Wherever the word "role" appears in the entries, copy the whole line.

Records supplied:
____
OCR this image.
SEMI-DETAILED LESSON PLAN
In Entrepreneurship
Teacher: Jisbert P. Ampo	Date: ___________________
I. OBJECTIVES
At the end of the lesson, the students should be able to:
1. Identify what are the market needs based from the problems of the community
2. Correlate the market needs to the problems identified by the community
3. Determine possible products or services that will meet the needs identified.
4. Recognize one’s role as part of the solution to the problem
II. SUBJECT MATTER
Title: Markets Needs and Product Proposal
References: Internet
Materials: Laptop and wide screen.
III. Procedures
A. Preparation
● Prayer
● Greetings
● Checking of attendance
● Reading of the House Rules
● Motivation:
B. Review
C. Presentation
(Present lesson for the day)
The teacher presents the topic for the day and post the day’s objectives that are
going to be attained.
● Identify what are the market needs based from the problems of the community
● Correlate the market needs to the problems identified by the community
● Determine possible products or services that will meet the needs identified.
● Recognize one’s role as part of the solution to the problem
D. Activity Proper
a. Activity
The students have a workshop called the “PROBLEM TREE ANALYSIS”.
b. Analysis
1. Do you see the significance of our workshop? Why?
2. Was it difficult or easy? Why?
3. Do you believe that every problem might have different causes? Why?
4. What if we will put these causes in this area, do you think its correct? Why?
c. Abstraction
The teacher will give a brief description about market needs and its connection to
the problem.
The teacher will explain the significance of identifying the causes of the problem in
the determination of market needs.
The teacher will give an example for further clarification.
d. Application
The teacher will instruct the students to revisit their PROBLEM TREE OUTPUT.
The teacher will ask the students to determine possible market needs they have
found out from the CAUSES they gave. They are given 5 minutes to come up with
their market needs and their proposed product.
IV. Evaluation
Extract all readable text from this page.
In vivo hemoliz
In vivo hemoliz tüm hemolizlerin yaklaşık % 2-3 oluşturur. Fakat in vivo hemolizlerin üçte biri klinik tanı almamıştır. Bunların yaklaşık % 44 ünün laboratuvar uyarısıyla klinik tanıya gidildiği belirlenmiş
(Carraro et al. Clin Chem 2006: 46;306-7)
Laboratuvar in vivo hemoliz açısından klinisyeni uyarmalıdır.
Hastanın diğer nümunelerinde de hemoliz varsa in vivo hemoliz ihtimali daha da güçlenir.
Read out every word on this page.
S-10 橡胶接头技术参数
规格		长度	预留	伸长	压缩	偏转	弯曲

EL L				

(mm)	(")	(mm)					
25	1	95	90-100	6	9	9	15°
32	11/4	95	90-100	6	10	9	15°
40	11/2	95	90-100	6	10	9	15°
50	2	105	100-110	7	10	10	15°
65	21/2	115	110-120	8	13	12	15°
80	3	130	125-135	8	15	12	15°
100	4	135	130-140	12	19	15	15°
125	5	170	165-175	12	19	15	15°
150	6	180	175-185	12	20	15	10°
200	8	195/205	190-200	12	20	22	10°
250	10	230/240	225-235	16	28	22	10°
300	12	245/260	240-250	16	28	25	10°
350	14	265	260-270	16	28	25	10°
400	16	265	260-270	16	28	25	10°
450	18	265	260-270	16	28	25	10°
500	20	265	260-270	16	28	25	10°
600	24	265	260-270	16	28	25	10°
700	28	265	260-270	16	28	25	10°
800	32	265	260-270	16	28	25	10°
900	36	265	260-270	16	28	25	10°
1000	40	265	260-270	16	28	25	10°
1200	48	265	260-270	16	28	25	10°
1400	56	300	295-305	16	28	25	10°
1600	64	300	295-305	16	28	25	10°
____
Written response:
4. Recognize one’s role as part of the solution to the problem
● Recognize one’s role as part of the solution to the problem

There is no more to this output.